**PROMPT 1:**
According to the goat-care forum thread, which bottle nipple did the goat kids prefer?

**TEXT SECTION:**
========================
Thanks for all the advice from everyone. 

I tried to feed the babies milk from a bottle however none of them would take to it. I did find it neat that one of my nannies I bottle fed over a year ago was still eager to drink everything the babies did not haha. 

All my babies are still living and seem healthy. None of them have any weird bathroom issues. I have began trying to put food for them in a separate isolated space along with a smaller water bucket for them. My stud still hasn't been seen making any advances or angry moves toward any of my babies male or female. 

I am still trying to make sure all my goats are getting extra grain. It's going to get tough now that our worst weather is about to start for the season. They also have a salt block and plenty of water. 

Again thanks and any advice you come up with please continue to let me know. Thanks again!


----------



## odieclark (Jan 21, 2016)

Can the little ones get away from :ram:the adults and billy? A seperate area for some creep feed and safety from the adults? We did this, with moderate success and want to refine it. But basically, a little area to eat and be away from the bigger ones and if they might be getting bullied-when no one is around to observe? A little safe corner, that the littles only can pass through?

So sorry for the losses! It is hard and if 2 or 3 are on each doe, that could be too much for some?

Do you have loose minerals available?

We actually found that the goat kids only liked a certain type of bottle nipple and whole milk at a perfectly warm temperature anddarkened room or towel over eyes...we lucked out in that this group preferred the least expensive bottle nipple ever! ( in a package of 3, and sold for infant children!-they did fit other equipment we were using,...for what that tidbit is worth!)


----------
========================
**DATA SHOWN:**
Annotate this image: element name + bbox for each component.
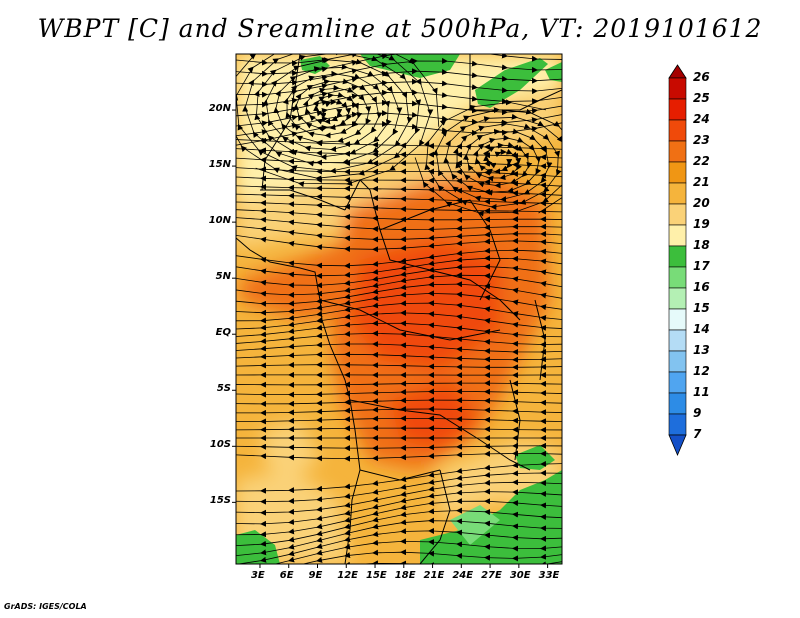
========================
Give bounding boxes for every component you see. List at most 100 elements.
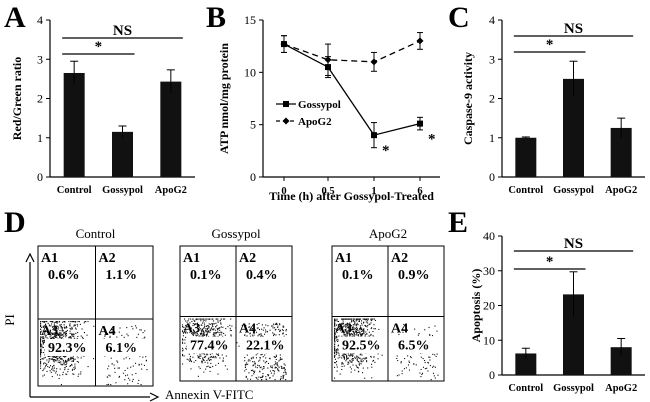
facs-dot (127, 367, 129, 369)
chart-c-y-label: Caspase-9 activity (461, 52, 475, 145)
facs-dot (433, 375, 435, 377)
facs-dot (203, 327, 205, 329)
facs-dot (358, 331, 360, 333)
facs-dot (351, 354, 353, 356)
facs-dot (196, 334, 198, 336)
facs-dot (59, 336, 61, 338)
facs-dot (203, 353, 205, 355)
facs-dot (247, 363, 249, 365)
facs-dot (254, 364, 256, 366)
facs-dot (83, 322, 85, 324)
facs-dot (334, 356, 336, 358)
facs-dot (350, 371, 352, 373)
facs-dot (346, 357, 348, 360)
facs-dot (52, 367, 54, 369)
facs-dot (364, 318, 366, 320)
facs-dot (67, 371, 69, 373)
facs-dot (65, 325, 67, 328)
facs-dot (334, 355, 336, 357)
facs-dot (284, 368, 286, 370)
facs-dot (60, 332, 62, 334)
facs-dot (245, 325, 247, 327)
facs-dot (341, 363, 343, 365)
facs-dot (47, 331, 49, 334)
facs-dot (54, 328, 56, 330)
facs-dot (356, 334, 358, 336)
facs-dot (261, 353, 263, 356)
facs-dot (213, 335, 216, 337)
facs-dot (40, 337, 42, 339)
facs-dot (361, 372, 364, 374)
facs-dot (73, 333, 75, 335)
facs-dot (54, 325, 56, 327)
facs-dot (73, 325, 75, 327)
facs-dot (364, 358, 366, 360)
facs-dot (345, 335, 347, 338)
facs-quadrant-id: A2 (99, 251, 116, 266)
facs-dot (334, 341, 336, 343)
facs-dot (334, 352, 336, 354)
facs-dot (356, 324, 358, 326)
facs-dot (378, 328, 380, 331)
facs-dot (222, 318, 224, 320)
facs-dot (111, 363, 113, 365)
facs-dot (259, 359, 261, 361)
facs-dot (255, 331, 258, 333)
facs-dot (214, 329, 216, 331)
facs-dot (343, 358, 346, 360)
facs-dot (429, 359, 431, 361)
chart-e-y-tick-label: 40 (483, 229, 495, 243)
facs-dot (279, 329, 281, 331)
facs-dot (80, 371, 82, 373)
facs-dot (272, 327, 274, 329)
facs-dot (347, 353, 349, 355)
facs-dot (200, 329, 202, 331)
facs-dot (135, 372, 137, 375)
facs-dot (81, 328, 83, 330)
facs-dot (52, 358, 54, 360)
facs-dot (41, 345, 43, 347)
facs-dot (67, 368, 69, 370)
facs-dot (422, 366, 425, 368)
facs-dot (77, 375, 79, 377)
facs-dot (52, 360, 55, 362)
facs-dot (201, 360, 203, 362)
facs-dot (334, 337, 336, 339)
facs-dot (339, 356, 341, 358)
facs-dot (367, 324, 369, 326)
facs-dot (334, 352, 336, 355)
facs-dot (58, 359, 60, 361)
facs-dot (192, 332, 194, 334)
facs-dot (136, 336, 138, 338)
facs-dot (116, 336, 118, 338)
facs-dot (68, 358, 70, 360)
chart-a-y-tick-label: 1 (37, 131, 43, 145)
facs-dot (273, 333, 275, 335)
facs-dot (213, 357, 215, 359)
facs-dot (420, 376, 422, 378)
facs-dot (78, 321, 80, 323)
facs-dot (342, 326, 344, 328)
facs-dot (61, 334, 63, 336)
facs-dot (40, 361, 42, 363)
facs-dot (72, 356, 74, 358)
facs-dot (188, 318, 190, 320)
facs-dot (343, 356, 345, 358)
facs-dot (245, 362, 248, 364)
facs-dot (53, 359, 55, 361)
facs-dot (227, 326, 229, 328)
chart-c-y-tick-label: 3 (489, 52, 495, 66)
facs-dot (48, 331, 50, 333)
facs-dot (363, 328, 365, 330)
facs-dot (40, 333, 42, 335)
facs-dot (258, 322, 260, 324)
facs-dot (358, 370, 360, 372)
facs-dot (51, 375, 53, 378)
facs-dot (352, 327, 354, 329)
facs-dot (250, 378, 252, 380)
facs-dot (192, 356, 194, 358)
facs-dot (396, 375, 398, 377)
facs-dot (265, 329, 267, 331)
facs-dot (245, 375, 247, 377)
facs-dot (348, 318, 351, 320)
========================
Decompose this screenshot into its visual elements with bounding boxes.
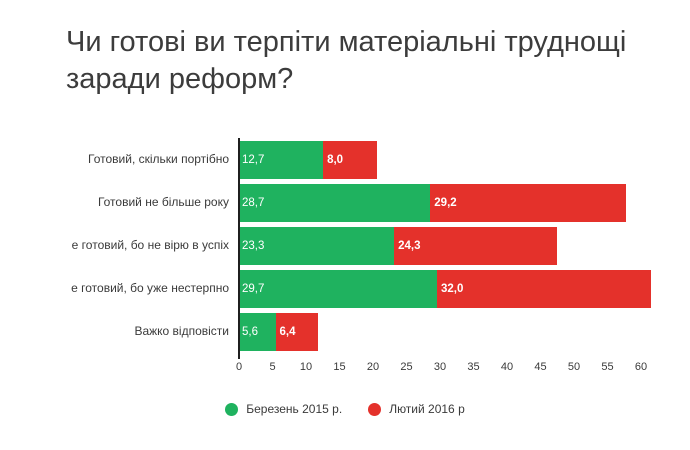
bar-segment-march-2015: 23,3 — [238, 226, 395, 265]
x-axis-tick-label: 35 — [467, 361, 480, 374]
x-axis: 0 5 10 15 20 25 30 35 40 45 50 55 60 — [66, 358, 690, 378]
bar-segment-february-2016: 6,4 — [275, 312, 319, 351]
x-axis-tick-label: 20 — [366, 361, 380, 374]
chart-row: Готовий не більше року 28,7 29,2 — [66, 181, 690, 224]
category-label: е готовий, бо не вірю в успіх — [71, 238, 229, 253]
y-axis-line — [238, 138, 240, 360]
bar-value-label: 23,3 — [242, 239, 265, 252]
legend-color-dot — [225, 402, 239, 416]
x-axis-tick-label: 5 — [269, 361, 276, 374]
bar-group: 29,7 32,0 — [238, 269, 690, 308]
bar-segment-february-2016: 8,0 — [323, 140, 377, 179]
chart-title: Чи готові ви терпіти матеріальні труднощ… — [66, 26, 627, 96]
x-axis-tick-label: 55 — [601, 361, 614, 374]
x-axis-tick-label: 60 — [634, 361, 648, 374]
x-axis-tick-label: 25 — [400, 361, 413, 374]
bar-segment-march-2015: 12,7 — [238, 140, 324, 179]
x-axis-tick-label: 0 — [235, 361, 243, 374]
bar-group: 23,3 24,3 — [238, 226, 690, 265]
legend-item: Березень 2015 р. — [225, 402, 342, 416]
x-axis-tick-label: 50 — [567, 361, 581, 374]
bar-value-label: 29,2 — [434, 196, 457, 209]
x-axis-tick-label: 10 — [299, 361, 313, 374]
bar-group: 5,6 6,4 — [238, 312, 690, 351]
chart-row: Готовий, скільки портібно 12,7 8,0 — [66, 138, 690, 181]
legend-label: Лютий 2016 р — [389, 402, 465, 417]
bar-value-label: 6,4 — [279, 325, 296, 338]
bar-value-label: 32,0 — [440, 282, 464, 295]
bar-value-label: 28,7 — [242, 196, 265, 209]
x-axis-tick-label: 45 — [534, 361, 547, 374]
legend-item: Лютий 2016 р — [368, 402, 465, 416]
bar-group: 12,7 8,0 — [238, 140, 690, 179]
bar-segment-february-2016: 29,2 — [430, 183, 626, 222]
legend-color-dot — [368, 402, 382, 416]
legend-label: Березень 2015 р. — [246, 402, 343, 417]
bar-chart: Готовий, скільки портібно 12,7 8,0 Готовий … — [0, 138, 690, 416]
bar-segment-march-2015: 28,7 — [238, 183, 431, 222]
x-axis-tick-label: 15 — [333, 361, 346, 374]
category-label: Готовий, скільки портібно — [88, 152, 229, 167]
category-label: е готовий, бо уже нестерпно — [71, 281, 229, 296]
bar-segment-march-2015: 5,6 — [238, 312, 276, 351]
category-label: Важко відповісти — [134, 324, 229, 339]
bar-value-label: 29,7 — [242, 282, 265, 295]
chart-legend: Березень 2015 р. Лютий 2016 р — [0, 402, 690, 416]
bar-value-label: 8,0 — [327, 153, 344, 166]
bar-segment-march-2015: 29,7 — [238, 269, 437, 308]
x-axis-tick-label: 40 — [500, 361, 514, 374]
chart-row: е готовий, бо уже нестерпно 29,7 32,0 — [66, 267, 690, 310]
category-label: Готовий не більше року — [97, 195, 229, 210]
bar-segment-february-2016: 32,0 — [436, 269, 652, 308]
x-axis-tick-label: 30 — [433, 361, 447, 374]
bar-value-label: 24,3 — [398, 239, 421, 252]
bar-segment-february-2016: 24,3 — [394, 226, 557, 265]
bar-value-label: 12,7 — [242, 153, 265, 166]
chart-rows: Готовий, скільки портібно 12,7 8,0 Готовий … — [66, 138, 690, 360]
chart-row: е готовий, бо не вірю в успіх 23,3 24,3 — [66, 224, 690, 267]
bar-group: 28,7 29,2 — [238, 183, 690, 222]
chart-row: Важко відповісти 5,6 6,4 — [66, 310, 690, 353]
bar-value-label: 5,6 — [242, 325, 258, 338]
========================
**PROMPT 2:**
Convert the records into a numbered list, beginning at the line that contains "Decompose this screenshot" and stopping after the line that contains "x-axis-tick-label: 60 — [634, 361, 648, 374]". Omit the picture.

**EXERCISE RESPONSE 1:**
The least expensive bottle nipple, sold in a package of three for infant children.

**EXERCISE RESPONSE 2:**
1. Decompose this screenshot into its visual elements with bounding boxes.
2. bar-segment-march-2015: 23,3 — [238, 226, 395, 265]
3. x-axis-tick-label: 35 — [467, 361, 480, 374]
4. x-axis: 0 5 10 15 20 25 30 35 40 45 50 55 60 — [66, 358, 690, 378]
5. bar-segment-february-2016: 6,4 — [275, 312, 319, 351]
6. x-axis-tick-label: 20 — [366, 361, 380, 374]
7. chart-row: Готовий не більше року 28,7 29,2 — [66, 181, 690, 224]
8. category-label: е готовий, бо не вірю в успіх — [71, 238, 229, 253]
9. y-axis-line — [238, 138, 240, 360]
10. bar-value-label: 23,3 — [242, 239, 265, 252]
11. legend-color-dot — [225, 402, 239, 416]
12. x-axis-tick-label: 5 — [269, 361, 276, 374]
13. bar-group: 29,7 32,0 — [238, 269, 690, 308]
14. bar-segment-february-2016: 8,0 — [323, 140, 377, 179]
15. chart-title: Чи готові ви терпіти матеріальні труднощ… — [66, 26, 627, 96]
16. x-axis-tick-label: 55 — [601, 361, 614, 374]
17. x-axis-tick-label: 60 — [634, 361, 648, 374]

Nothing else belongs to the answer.